### Input material

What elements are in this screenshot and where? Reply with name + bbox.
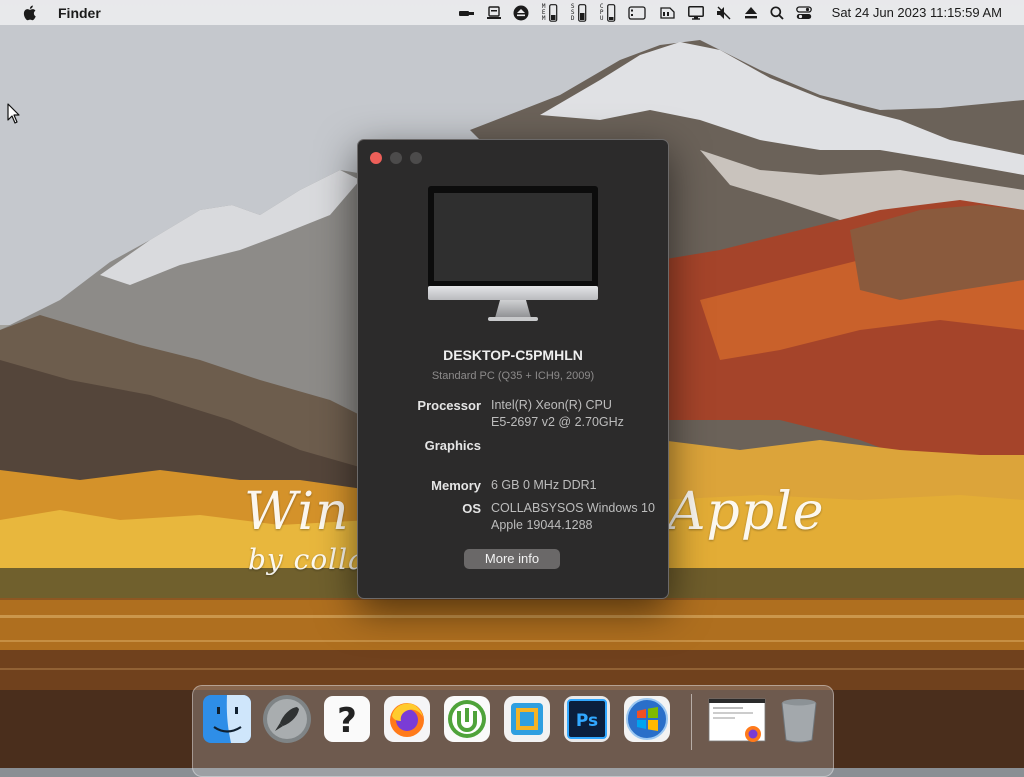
firefox-window-thumbnail[interactable] (708, 694, 766, 744)
wallpaper-watermark-sub: by colla (248, 543, 366, 576)
search-icon[interactable] (770, 0, 784, 25)
battery-icon[interactable] (658, 0, 676, 25)
cpu-label: CPU (599, 2, 604, 22)
control-center-icon[interactable] (795, 0, 812, 25)
computer-model: Standard PC (Q35 + ICH9, 2009) (431, 370, 595, 382)
menubar-clock[interactable]: Sat 24 Jun 2023 11:15:59 AM (832, 5, 1002, 20)
apple-menu-icon[interactable] (21, 4, 39, 22)
mouse-pointer-icon (7, 103, 21, 129)
firefox-icon[interactable] (382, 694, 432, 744)
utorrent-icon[interactable] (442, 694, 492, 744)
menu-extras: MEM SSD CPU Sat 24 Jun 2023 11:15:59 AM (453, 0, 1024, 25)
computer-name: DESKTOP-C5PMHLN (443, 347, 583, 363)
eject-icon[interactable] (744, 0, 758, 25)
about-this-computer-window: DESKTOP-C5PMHLN Standard PC (Q35 + ICH9,… (357, 139, 669, 599)
close-button[interactable] (370, 152, 382, 164)
menu-bar: Finder MEM SSD CPU Sat 24 Jun 2023 11:15… (0, 0, 1024, 25)
photoshop-icon[interactable]: Ps (562, 694, 612, 744)
ssd-label: SSD (570, 2, 575, 22)
finder-icon[interactable] (202, 694, 252, 744)
photoshop-icon-label: Ps (576, 711, 598, 731)
display-icon[interactable] (687, 0, 704, 25)
processor-value-line1: Intel(R) Xeon(R) CPU (491, 398, 612, 412)
graphics-label: Graphics (424, 438, 481, 453)
wallpaper-watermark-right: Apple (668, 482, 825, 542)
os-value-line2: Apple 19044.1288 (491, 518, 593, 532)
mute-icon[interactable] (716, 0, 732, 25)
usb-stick-icon[interactable] (458, 0, 475, 25)
network-drive-icon[interactable] (486, 0, 501, 25)
processor-value: Intel(R) Xeon(R) CPU E5-2697 v2 @ 2.70GH… (491, 397, 624, 431)
files-app-icon[interactable] (502, 694, 552, 744)
ssd-meter-icon[interactable]: SSD (570, 0, 587, 25)
os-value: COLLABSYSOS Windows 10 Apple 19044.1288 (491, 500, 655, 534)
dock: ? Ps (192, 685, 834, 777)
more-info-button[interactable]: More info (464, 549, 560, 569)
app-menu-finder[interactable]: Finder (58, 5, 101, 21)
os-value-line1: COLLABSYSOS Windows 10 (491, 501, 655, 515)
eject-circle-icon[interactable] (513, 0, 529, 25)
window-controls (370, 152, 422, 164)
memory-value: 6 GB 0 MHz DDR1 (491, 478, 597, 492)
launchpad-icon[interactable] (262, 694, 312, 744)
windows-icon[interactable] (622, 694, 672, 744)
os-label: OS (462, 501, 481, 516)
memory-label: Memory (431, 478, 481, 493)
processor-label: Processor (417, 398, 481, 413)
mem-label: MEM (541, 2, 546, 22)
minimize-button[interactable] (390, 152, 402, 164)
dock-separator (691, 694, 692, 750)
wallpaper-watermark-left: Win (244, 482, 350, 542)
cpu-meter-icon[interactable]: CPU (599, 0, 616, 25)
processor-value-line2: E5-2697 v2 @ 2.70GHz (491, 415, 624, 429)
zoom-button[interactable] (410, 152, 422, 164)
help-icon-glyph: ? (337, 701, 357, 741)
trash-icon[interactable] (774, 694, 824, 744)
memory-meter-icon[interactable]: MEM (541, 0, 558, 25)
cards-icon[interactable] (628, 0, 646, 25)
imac-illustration (428, 186, 598, 329)
help-icon[interactable]: ? (322, 694, 372, 744)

### Request
Copy out the entries above line for line, leaving out the pictures.

### Result for this task
What elements are in this screenshot and where? Reply with name + bbox.
firefox-window-thumbnail[interactable] (708, 694, 766, 744)
wallpaper-watermark-sub: by colla (248, 543, 366, 576)
search-icon[interactable] (770, 0, 784, 25)
battery-icon[interactable] (658, 0, 676, 25)
cpu-label: CPU (599, 2, 604, 22)
control-center-icon[interactable] (795, 0, 812, 25)
computer-model: Standard PC (Q35 + ICH9, 2009) (431, 370, 595, 382)
menubar-clock[interactable]: Sat 24 Jun 2023 11:15:59 AM (832, 5, 1002, 20)
apple-menu-icon[interactable] (21, 4, 39, 22)
mouse-pointer-icon (7, 103, 21, 129)
firefox-icon[interactable] (382, 694, 432, 744)
utorrent-icon[interactable] (442, 694, 492, 744)
menu-extras: MEM SSD CPU Sat 24 Jun 2023 11:15:59 AM (453, 0, 1024, 25)
computer-name: DESKTOP-C5PMHLN (443, 347, 583, 363)
eject-icon[interactable] (744, 0, 758, 25)
about-this-computer-window: DESKTOP-C5PMHLN Standard PC (Q35 + ICH9,… (357, 139, 669, 599)
close-button[interactable] (370, 152, 382, 164)
menu-bar: Finder MEM SSD CPU Sat 24 Jun 2023 11:15… (0, 0, 1024, 25)
photoshop-icon[interactable]: Ps (562, 694, 612, 744)
ssd-label: SSD (570, 2, 575, 22)
finder-icon[interactable] (202, 694, 252, 744)
photoshop-icon-label: Ps (576, 711, 598, 731)
display-icon[interactable] (687, 0, 704, 25)
processor-value-line1: Intel(R) Xeon(R) CPU (491, 398, 612, 412)
graphics-label: Graphics (424, 438, 481, 453)
wallpaper-watermark-right: Apple (668, 482, 825, 542)
os-value-line2: Apple 19044.1288 (491, 518, 593, 532)
mute-icon[interactable] (716, 0, 732, 25)
usb-stick-icon[interactable] (458, 0, 475, 25)
network-drive-icon[interactable] (486, 0, 501, 25)
processor-value: Intel(R) Xeon(R) CPU E5-2697 v2 @ 2.70GH… (491, 397, 624, 431)
files-app-icon[interactable] (502, 694, 552, 744)
ssd-meter-icon[interactable]: SSD (570, 0, 587, 25)
os-value: COLLABSYSOS Windows 10 Apple 19044.1288 (491, 500, 655, 534)
dock: ? Ps (192, 685, 834, 777)
more-info-button[interactable]: More info (464, 549, 560, 569)
app-menu-finder[interactable]: Finder (58, 5, 101, 21)
os-value-line1: COLLABSYSOS Windows 10 (491, 501, 655, 515)
eject-circle-icon[interactable] (513, 0, 529, 25)
window-controls (370, 152, 422, 164)
memory-value: 6 GB 0 MHz DDR1 (491, 478, 597, 492)
launchpad-icon[interactable] (262, 694, 312, 744)
windows-icon[interactable] (622, 694, 672, 744)
os-label: OS (462, 501, 481, 516)
memory-label: Memory (431, 478, 481, 493)
processor-label: Processor (417, 398, 481, 413)
mem-label: MEM (541, 2, 546, 22)
minimize-button[interactable] (390, 152, 402, 164)
dock-separator (691, 694, 692, 750)
wallpaper-watermark-left: Win (244, 482, 350, 542)
cpu-meter-icon[interactable]: CPU (599, 0, 616, 25)
processor-value-line2: E5-2697 v2 @ 2.70GHz (491, 415, 624, 429)
zoom-button[interactable] (410, 152, 422, 164)
help-icon-glyph: ? (337, 701, 357, 741)
trash-icon[interactable] (774, 694, 824, 744)
memory-meter-icon[interactable]: MEM (541, 0, 558, 25)
cards-icon[interactable] (628, 0, 646, 25)
imac-illustration (428, 186, 598, 329)
help-icon[interactable]: ? (322, 694, 372, 744)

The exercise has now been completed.